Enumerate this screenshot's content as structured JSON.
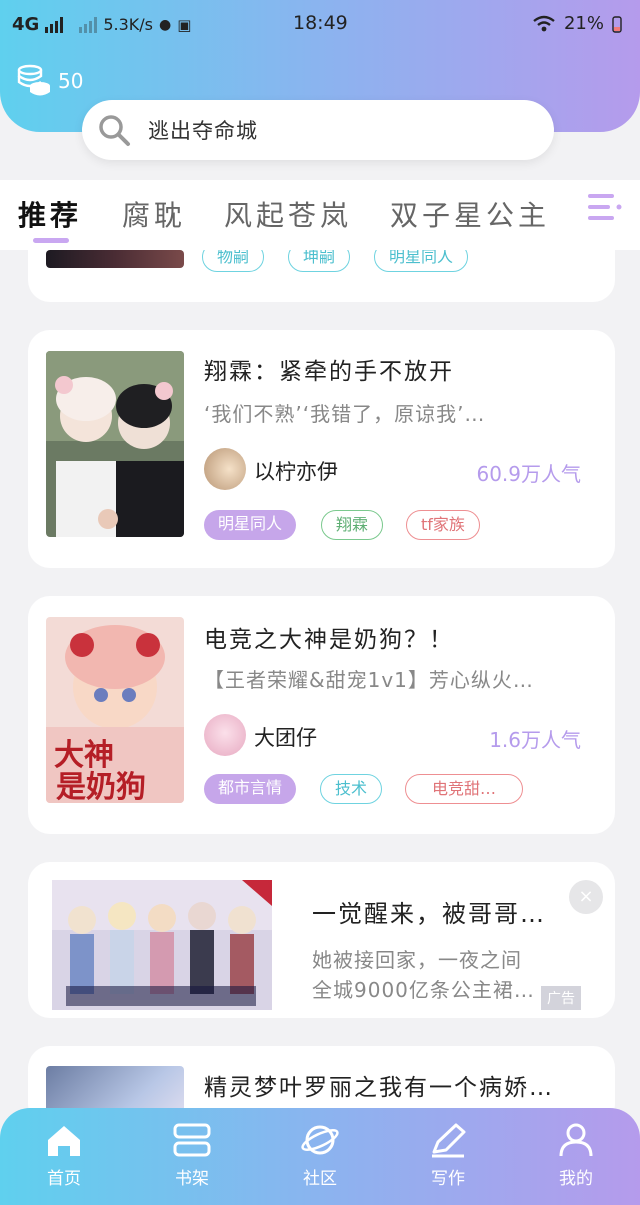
{
  "status_bar": {
    "network": "4G",
    "speed": "5.3K/s",
    "time": "18:49",
    "battery": "21%"
  },
  "coins": {
    "count": "50",
    "icon": "coin-stack-icon"
  },
  "search": {
    "text": "逃出夺命城",
    "icon": "search-icon"
  },
  "tabs": [
    {
      "label": "推荐",
      "active": true
    },
    {
      "label": "腐耽",
      "active": false
    },
    {
      "label": "风起苍岚",
      "active": false
    },
    {
      "label": "双子星公主",
      "active": false
    }
  ],
  "partial_card": {
    "tags": [
      "物嗣",
      "坤嗣",
      "明星同人"
    ]
  },
  "books": [
    {
      "title": "翔霖：紧牵的手不放开",
      "desc": "‘我们不熟’‘我错了，原谅我’…",
      "author": "以柠亦伊",
      "popularity": "60.9万人气",
      "tags": [
        "明星同人",
        "翔霖",
        "tf家族"
      ]
    },
    {
      "title": "电竞之大神是奶狗？！",
      "desc": "【王者荣耀&甜宠1v1】芳心纵火…",
      "author": "大团仔",
      "popularity": "1.6万人气",
      "tags": [
        "都市言情",
        "技术",
        "电竞甜…"
      ],
      "cover_text": "电竞之大神是奶狗"
    }
  ],
  "ad": {
    "title": "一觉醒来，被哥哥…",
    "desc_line1": "她被接回家，一夜之间",
    "desc_line2": "全城9000亿条公主裙…",
    "label": "广告",
    "close": "×"
  },
  "partial_book": {
    "title": "精灵梦叶罗丽之我有一个病娇…"
  },
  "bottom_nav": [
    {
      "label": "首页",
      "icon": "home-icon"
    },
    {
      "label": "书架",
      "icon": "bookshelf-icon"
    },
    {
      "label": "社区",
      "icon": "planet-icon"
    },
    {
      "label": "写作",
      "icon": "pen-icon"
    },
    {
      "label": "我的",
      "icon": "user-icon"
    }
  ],
  "colors": {
    "accent": "#b59bec",
    "gradient_start": "#5fd0ee",
    "gradient_end": "#b59bec"
  }
}
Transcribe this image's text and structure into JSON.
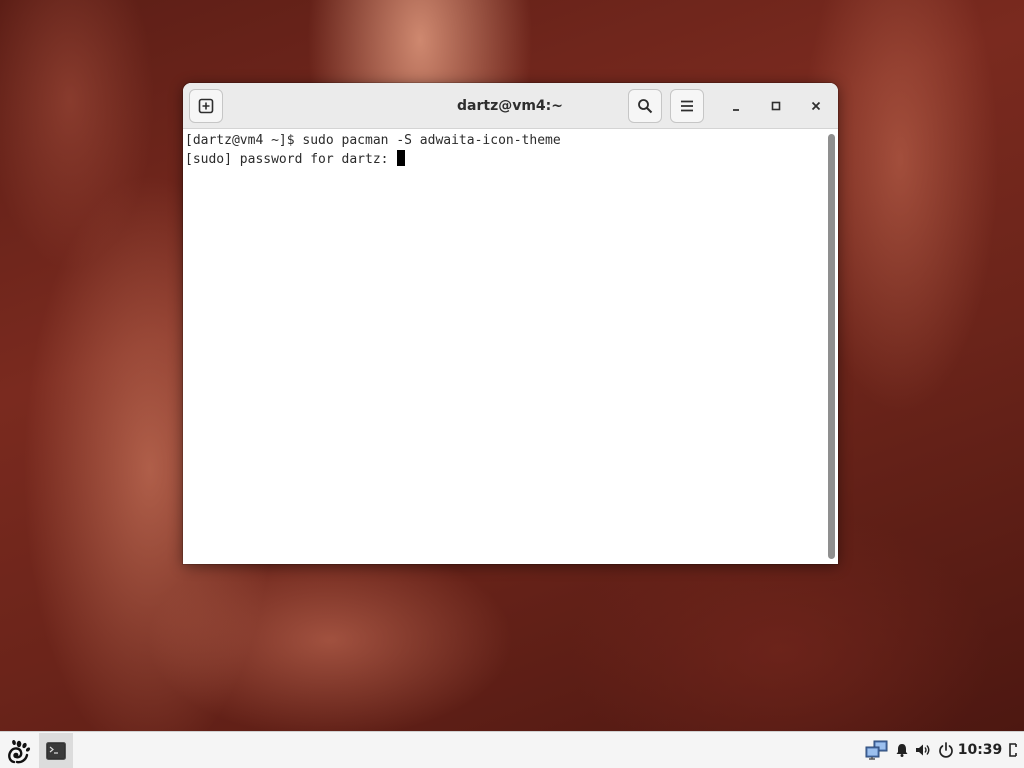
{
  "window": {
    "title": "dartz@vm4:~"
  },
  "terminal": {
    "line1": "[dartz@vm4 ~]$ sudo pacman -S adwaita-icon-theme",
    "line2": "[sudo] password for dartz: "
  },
  "icons": {
    "new_tab": "new-tab-icon",
    "search": "search-icon",
    "menu": "hamburger-menu-icon",
    "minimize": "minimize-icon",
    "maximize": "maximize-icon",
    "close": "close-icon",
    "activities": "gnome-foot-icon",
    "terminal_task": "terminal-icon",
    "network": "network-icon",
    "notifications": "bell-icon",
    "volume": "speaker-icon",
    "power": "power-icon",
    "logout": "logout-icon"
  },
  "taskbar": {
    "clock": "10:39"
  },
  "colors": {
    "headerbar": "#ebebeb",
    "terminal_bg": "#ffffff",
    "terminal_text": "#2b2b2b",
    "taskbar": "#f5f5f5"
  }
}
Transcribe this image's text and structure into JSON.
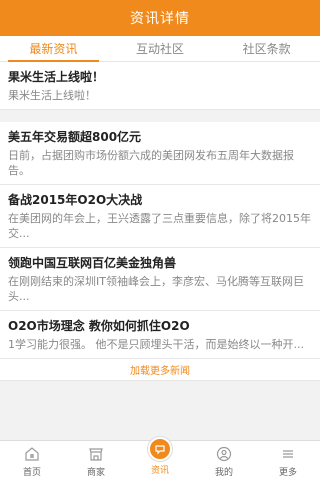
{
  "header": {
    "title": "资讯详情"
  },
  "tabs": [
    {
      "label": "最新资讯"
    },
    {
      "label": "互动社区"
    },
    {
      "label": "社区条款"
    }
  ],
  "news": [
    {
      "title": "果米生活上线啦！",
      "summary": "果米生活上线啦！"
    },
    {
      "title": "美五年交易额超800亿元",
      "summary": "日前，占据团购市场份额六成的美团网发布五周年大数据报告。"
    },
    {
      "title": "备战2015年O2O大决战",
      "summary": "在美团网的年会上，王兴透露了三点重要信息，除了将2015年交..."
    },
    {
      "title": "领跑中国互联网百亿美金独角兽",
      "summary": "在刚刚结束的深圳IT领袖峰会上，李彦宏、马化腾等互联网巨头..."
    },
    {
      "title": "O2O市场理念 教你如何抓住O2O",
      "summary": "1学习能力很强。 他不是只顾埋头干活，而是始终以一种开..."
    }
  ],
  "load_more": "加载更多新闻",
  "bottom_nav": [
    {
      "label": "首页",
      "icon": "home-icon"
    },
    {
      "label": "商家",
      "icon": "store-icon"
    },
    {
      "label": "资讯",
      "icon": "news-icon"
    },
    {
      "label": "我的",
      "icon": "user-icon"
    },
    {
      "label": "更多",
      "icon": "more-icon"
    }
  ],
  "colors": {
    "accent": "#f08a1c",
    "background": "#f2f2f2"
  }
}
--- --- ---
**YOUR GOAL:**
Keep the pictures out and write out the records exactly.

**SOLUTION:**
Enumerate this screenshot's content as structured JSON.
{
  "status_bar": {
    "network": "4G",
    "speed": "5.3K/s",
    "time": "18:49",
    "battery": "21%"
  },
  "coins": {
    "count": "50",
    "icon": "coin-stack-icon"
  },
  "search": {
    "text": "逃出夺命城",
    "icon": "search-icon"
  },
  "tabs": [
    {
      "label": "推荐",
      "active": true
    },
    {
      "label": "腐耽",
      "active": false
    },
    {
      "label": "风起苍岚",
      "active": false
    },
    {
      "label": "双子星公主",
      "active": false
    }
  ],
  "partial_card": {
    "tags": [
      "物嗣",
      "坤嗣",
      "明星同人"
    ]
  },
  "books": [
    {
      "title": "翔霖：紧牵的手不放开",
      "desc": "‘我们不熟’‘我错了，原谅我’…",
      "author": "以柠亦伊",
      "popularity": "60.9万人气",
      "tags": [
        "明星同人",
        "翔霖",
        "tf家族"
      ]
    },
    {
      "title": "电竞之大神是奶狗？！",
      "desc": "【王者荣耀&甜宠1v1】芳心纵火…",
      "author": "大团仔",
      "popularity": "1.6万人气",
      "tags": [
        "都市言情",
        "技术",
        "电竞甜…"
      ],
      "cover_text": "电竞之大神是奶狗"
    }
  ],
  "ad": {
    "title": "一觉醒来，被哥哥…",
    "desc_line1": "她被接回家，一夜之间",
    "desc_line2": "全城9000亿条公主裙…",
    "label": "广告",
    "close": "×"
  },
  "partial_book": {
    "title": "精灵梦叶罗丽之我有一个病娇…"
  },
  "bottom_nav": [
    {
      "label": "首页",
      "icon": "home-icon"
    },
    {
      "label": "书架",
      "icon": "bookshelf-icon"
    },
    {
      "label": "社区",
      "icon": "planet-icon"
    },
    {
      "label": "写作",
      "icon": "pen-icon"
    },
    {
      "label": "我的",
      "icon": "user-icon"
    }
  ],
  "colors": {
    "accent": "#b59bec",
    "gradient_start": "#5fd0ee",
    "gradient_end": "#b59bec"
  }
}
Transcribe this image's text and structure into JSON.
{
  "window": {
    "title": "dartz@vm4:~"
  },
  "terminal": {
    "line1": "[dartz@vm4 ~]$ sudo pacman -S adwaita-icon-theme",
    "line2": "[sudo] password for dartz: "
  },
  "icons": {
    "new_tab": "new-tab-icon",
    "search": "search-icon",
    "menu": "hamburger-menu-icon",
    "minimize": "minimize-icon",
    "maximize": "maximize-icon",
    "close": "close-icon",
    "activities": "gnome-foot-icon",
    "terminal_task": "terminal-icon",
    "network": "network-icon",
    "notifications": "bell-icon",
    "volume": "speaker-icon",
    "power": "power-icon",
    "logout": "logout-icon"
  },
  "taskbar": {
    "clock": "10:39"
  },
  "colors": {
    "headerbar": "#ebebeb",
    "terminal_bg": "#ffffff",
    "terminal_text": "#2b2b2b",
    "taskbar": "#f5f5f5"
  }
}
Transcribe this image's text and structure into JSON.
{
  "header": {
    "title": "资讯详情"
  },
  "tabs": [
    {
      "label": "最新资讯"
    },
    {
      "label": "互动社区"
    },
    {
      "label": "社区条款"
    }
  ],
  "news": [
    {
      "title": "果米生活上线啦！",
      "summary": "果米生活上线啦！"
    },
    {
      "title": "美五年交易额超800亿元",
      "summary": "日前，占据团购市场份额六成的美团网发布五周年大数据报告。"
    },
    {
      "title": "备战2015年O2O大决战",
      "summary": "在美团网的年会上，王兴透露了三点重要信息，除了将2015年交..."
    },
    {
      "title": "领跑中国互联网百亿美金独角兽",
      "summary": "在刚刚结束的深圳IT领袖峰会上，李彦宏、马化腾等互联网巨头..."
    },
    {
      "title": "O2O市场理念 教你如何抓住O2O",
      "summary": "1学习能力很强。 他不是只顾埋头干活，而是始终以一种开..."
    }
  ],
  "load_more": "加载更多新闻",
  "bottom_nav": [
    {
      "label": "首页",
      "icon": "home-icon"
    },
    {
      "label": "商家",
      "icon": "store-icon"
    },
    {
      "label": "资讯",
      "icon": "news-icon"
    },
    {
      "label": "我的",
      "icon": "user-icon"
    },
    {
      "label": "更多",
      "icon": "more-icon"
    }
  ],
  "colors": {
    "accent": "#f08a1c",
    "background": "#f2f2f2"
  }
}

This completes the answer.